▶ **Goal**
Leaving out every picture, quote the data below exactly as it appears.

[Extracted records]

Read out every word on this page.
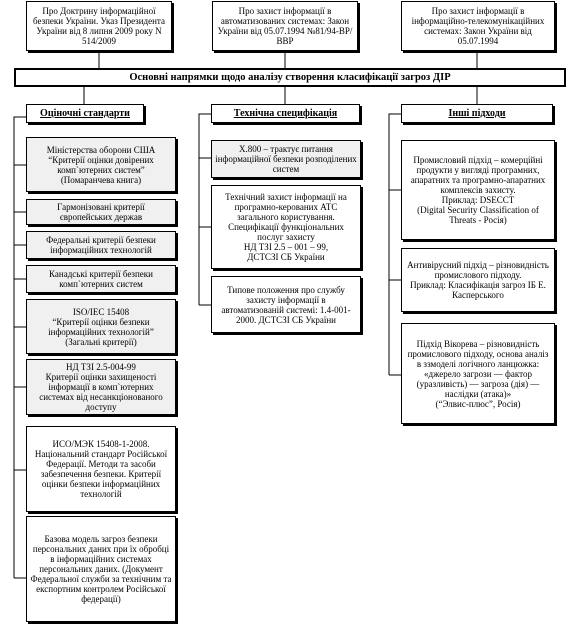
Про Доктрину інформаційної безпеки України. Указ Президента України від 8 липня 2009 року N 514/2009
Про захист інформації в автоматизованих системах: Закон України від 05.07.1994 №81/94-ВР/ВВР
Про захист інформації в інформаційно-телекомунікаційних системах: Закон України від 05.07.1994
Основні напрямки щодо аналізу створення класифікації загроз ДІР
Оціночні стандарти	Технічна специфікація	Інші підходи
Міністерства оборони США
“Критерії оцінки довірених комп`ютерних систем”
(Помаранчева книга)
Гармонізовані критерії європейських держав
Федеральні критерії безпеки інформаційних технологій
Канадські критерії безпеки комп`ютерних систем
ISO/IEC 15408
“Критерії оцінки безпеки інформаційних технологій”
(Загальні критерії)
НД ТЗІ 2.5-004-99
Критерії оцінки захищеності інформації в комп`ютерних системах від несанкціонованого доступу
ИСО/МЭК 15408-1-2008. Національний стандарт Російської Федерації. Методи та засоби забезпечення безпеки. Критерії оцінки безпеки інформаційних технологій
Базова модель загроз безпеки персональних даних при їх обробці в інформаційних системах персональних даних. (Документ Федеральної служби за технічним та експортним контролем Російської федерації)
X.800 – трактує питання інформаційної безпеки розподілених систем
Технічний захист інформації на програмно-керованих АТС загального користування. Специфікації функціональних послуг захисту
НД ТЗІ 2.5 – 001 – 99,
ДСТСЗІ СБ України
Типове положення про службу захисту інформації в автоматизованій системі: 1.4-001-2000. ДСТСЗІ СБ України
Промисловий підхід – комерційні продукти у вигляді програмних, апаратних та програмно-апаратних комплексів захисту.
Приклад: DSECCT
(Digital Security Classification of Threats - Росія)
Антивірусний підхід – різновидність промислового підходу.
Приклад: Класифікація загроз ІБ Е. Касперського
Підхід Вікорева – різновидність промислового підходу, основа аналіз в ззмоделі логічного ланцюжка:
«джерело загрози — фактор (уразливість) — загроза (дія) — наслідки (атака)»
(“Элвис-плюс”, Росія)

▶ **Correct output**
Read out every word on this page.
Про Доктрину інформаційної безпеки України. Указ Президента України від 8 липня 2009 року N 514/2009
Про захист інформації в автоматизованих системах: Закон України від 05.07.1994 №81/94-ВР/ВВР
Про захист інформації в інформаційно-телекомунікаційних системах: Закон України від 05.07.1994
Основні напрямки щодо аналізу створення класифікації загроз ДІР
Оціночні стандарти	Технічна специфікація	Інші підходи
Міністерства оборони США
“Критерії оцінки довірених комп`ютерних систем”
(Помаранчева книга)
Гармонізовані критерії європейських держав
Федеральні критерії безпеки інформаційних технологій
Канадські критерії безпеки комп`ютерних систем
ISO/IEC 15408
“Критерії оцінки безпеки інформаційних технологій”
(Загальні критерії)
НД ТЗІ 2.5-004-99
Критерії оцінки захищеності інформації в комп`ютерних системах від несанкціонованого доступу
ИСО/МЭК 15408-1-2008. Національний стандарт Російської Федерації. Методи та засоби забезпечення безпеки. Критерії оцінки безпеки інформаційних технологій
Базова модель загроз безпеки персональних даних при їх обробці в інформаційних системах персональних даних. (Документ Федеральної служби за технічним та експортним контролем Російської федерації)
X.800 – трактує питання інформаційної безпеки розподілених систем
Технічний захист інформації на програмно-керованих АТС загального користування. Специфікації функціональних послуг захисту
НД ТЗІ 2.5 – 001 – 99,
ДСТСЗІ СБ України
Типове положення про службу захисту інформації в автоматизованій системі: 1.4-001-2000. ДСТСЗІ СБ України
Промисловий підхід – комерційні продукти у вигляді програмних, апаратних та програмно-апаратних комплексів захисту.
Приклад: DSECCT
(Digital Security Classification of Threats - Росія)
Антивірусний підхід – різновидність промислового підходу.
Приклад: Класифікація загроз ІБ Е. Касперського
Підхід Вікорева – різновидність промислового підходу, основа аналіз в ззмоделі логічного ланцюжка:
«джерело загрози — фактор (уразливість) — загроза (дія) — наслідки (атака)»
(“Элвис-плюс”, Росія)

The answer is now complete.